Written instruction: Drop all images and give the records again exactly.
━━━ Excerpted data
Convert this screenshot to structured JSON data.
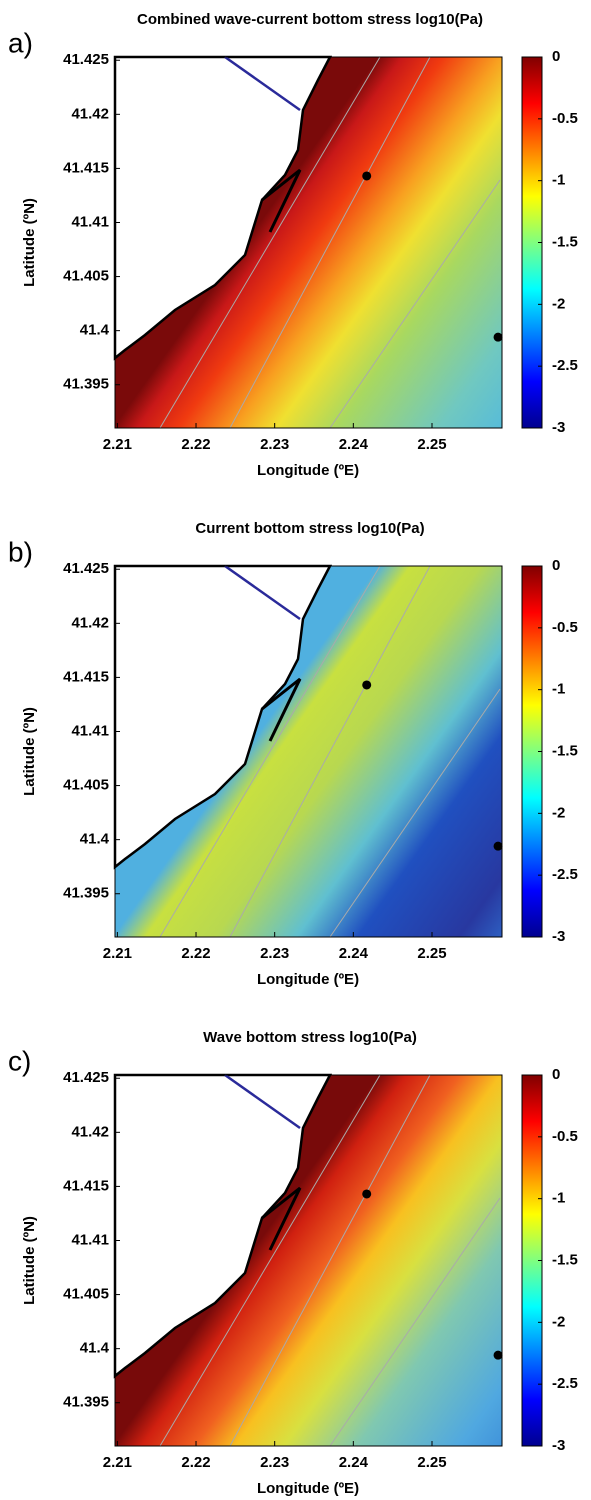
{
  "chart_data": [
    {
      "type": "heatmap",
      "panel_label": "a)",
      "title": "Combined wave-current bottom stress log10(Pa)",
      "xlabel": "Longitude (ºE)",
      "ylabel": "Latitude (ºN)",
      "xlim": [
        2.2097,
        2.2589
      ],
      "xticks": [
        2.21,
        2.22,
        2.23,
        2.24,
        2.25
      ],
      "ylim": [
        41.391,
        41.4253
      ],
      "yticks": [
        41.395,
        41.4,
        41.405,
        41.41,
        41.415,
        41.42,
        41.425
      ],
      "clim": [
        -3,
        0
      ],
      "cticks": [
        -3,
        -2.5,
        -2,
        -1.5,
        -1,
        -0.5,
        0
      ],
      "colormap": "jet",
      "points": {
        "x": [
          2.2417,
          2.2584
        ],
        "y": [
          41.4143,
          41.3994
        ],
        "color": "#000000"
      }
    },
    {
      "type": "heatmap",
      "panel_label": "b)",
      "title": "Current bottom stress log10(Pa)",
      "xlabel": "Longitude (ºE)",
      "ylabel": "Latitude (ºN)",
      "xlim": [
        2.2097,
        2.2589
      ],
      "xticks": [
        2.21,
        2.22,
        2.23,
        2.24,
        2.25
      ],
      "ylim": [
        41.391,
        41.4253
      ],
      "yticks": [
        41.395,
        41.4,
        41.405,
        41.41,
        41.415,
        41.42,
        41.425
      ],
      "clim": [
        -3,
        0
      ],
      "cticks": [
        -3,
        -2.5,
        -2,
        -1.5,
        -1,
        -0.5,
        0
      ],
      "colormap": "jet",
      "points": {
        "x": [
          2.2417,
          2.2584
        ],
        "y": [
          41.4143,
          41.3994
        ],
        "color": "#000000"
      }
    },
    {
      "type": "heatmap",
      "panel_label": "c)",
      "title": "Wave bottom stress log10(Pa)",
      "xlabel": "Longitude (ºE)",
      "ylabel": "Latitude (ºN)",
      "xlim": [
        2.2097,
        2.2589
      ],
      "xticks": [
        2.21,
        2.22,
        2.23,
        2.24,
        2.25
      ],
      "ylim": [
        41.391,
        41.4253
      ],
      "yticks": [
        41.395,
        41.4,
        41.405,
        41.41,
        41.415,
        41.42,
        41.425
      ],
      "clim": [
        -3,
        0
      ],
      "cticks": [
        -3,
        -2.5,
        -2,
        -1.5,
        -1,
        -0.5,
        0
      ],
      "colormap": "jet",
      "points": {
        "x": [
          2.2417,
          2.2584
        ],
        "y": [
          41.4143,
          41.3994
        ],
        "color": "#000000"
      }
    }
  ]
}
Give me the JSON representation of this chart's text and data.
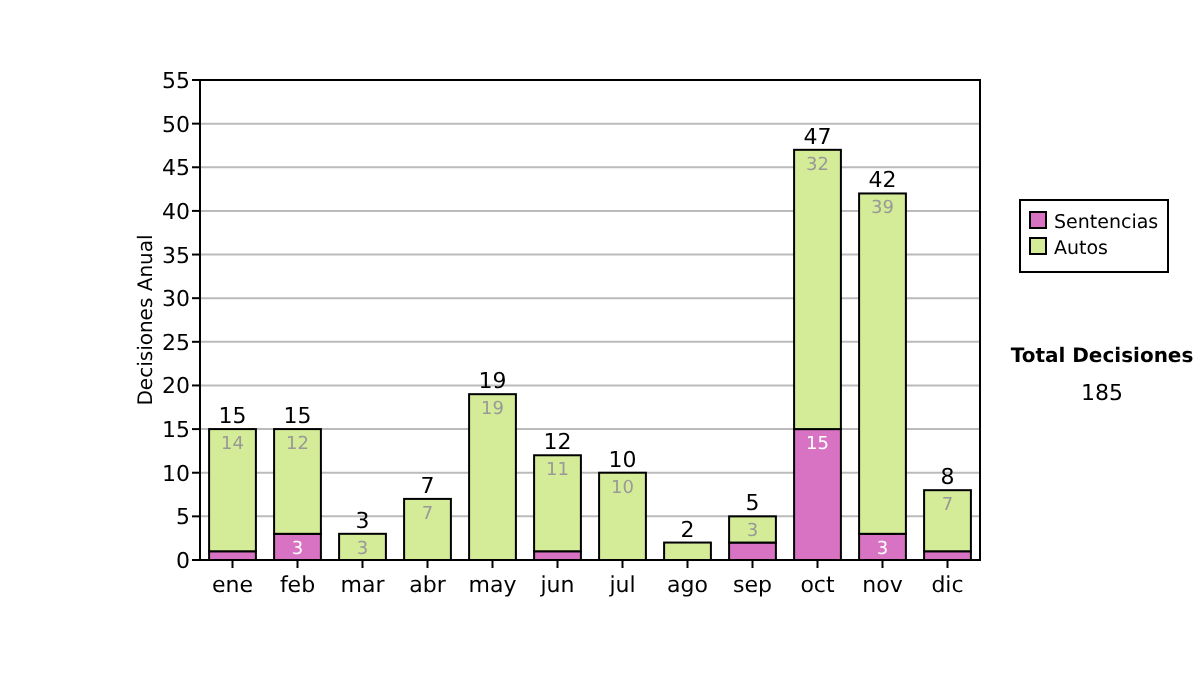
━━━━━━
The completed task:
Convert this screenshot to structured JSON data.
{
  "chart_data": [
    {
      "type": "heatmap",
      "panel_label": "a)",
      "title": "Combined wave-current bottom stress log10(Pa)",
      "xlabel": "Longitude (ºE)",
      "ylabel": "Latitude (ºN)",
      "xlim": [
        2.2097,
        2.2589
      ],
      "xticks": [
        2.21,
        2.22,
        2.23,
        2.24,
        2.25
      ],
      "ylim": [
        41.391,
        41.4253
      ],
      "yticks": [
        41.395,
        41.4,
        41.405,
        41.41,
        41.415,
        41.42,
        41.425
      ],
      "clim": [
        -3,
        0
      ],
      "cticks": [
        -3,
        -2.5,
        -2,
        -1.5,
        -1,
        -0.5,
        0
      ],
      "colormap": "jet",
      "points": {
        "x": [
          2.2417,
          2.2584
        ],
        "y": [
          41.4143,
          41.3994
        ],
        "color": "#000000"
      }
    },
    {
      "type": "heatmap",
      "panel_label": "b)",
      "title": "Current bottom stress log10(Pa)",
      "xlabel": "Longitude (ºE)",
      "ylabel": "Latitude (ºN)",
      "xlim": [
        2.2097,
        2.2589
      ],
      "xticks": [
        2.21,
        2.22,
        2.23,
        2.24,
        2.25
      ],
      "ylim": [
        41.391,
        41.4253
      ],
      "yticks": [
        41.395,
        41.4,
        41.405,
        41.41,
        41.415,
        41.42,
        41.425
      ],
      "clim": [
        -3,
        0
      ],
      "cticks": [
        -3,
        -2.5,
        -2,
        -1.5,
        -1,
        -0.5,
        0
      ],
      "colormap": "jet",
      "points": {
        "x": [
          2.2417,
          2.2584
        ],
        "y": [
          41.4143,
          41.3994
        ],
        "color": "#000000"
      }
    },
    {
      "type": "heatmap",
      "panel_label": "c)",
      "title": "Wave bottom stress log10(Pa)",
      "xlabel": "Longitude (ºE)",
      "ylabel": "Latitude (ºN)",
      "xlim": [
        2.2097,
        2.2589
      ],
      "xticks": [
        2.21,
        2.22,
        2.23,
        2.24,
        2.25
      ],
      "ylim": [
        41.391,
        41.4253
      ],
      "yticks": [
        41.395,
        41.4,
        41.405,
        41.41,
        41.415,
        41.42,
        41.425
      ],
      "clim": [
        -3,
        0
      ],
      "cticks": [
        -3,
        -2.5,
        -2,
        -1.5,
        -1,
        -0.5,
        0
      ],
      "colormap": "jet",
      "points": {
        "x": [
          2.2417,
          2.2584
        ],
        "y": [
          41.4143,
          41.3994
        ],
        "color": "#000000"
      }
    }
  ]
}
Give me the JSON representation of this chart's text and data.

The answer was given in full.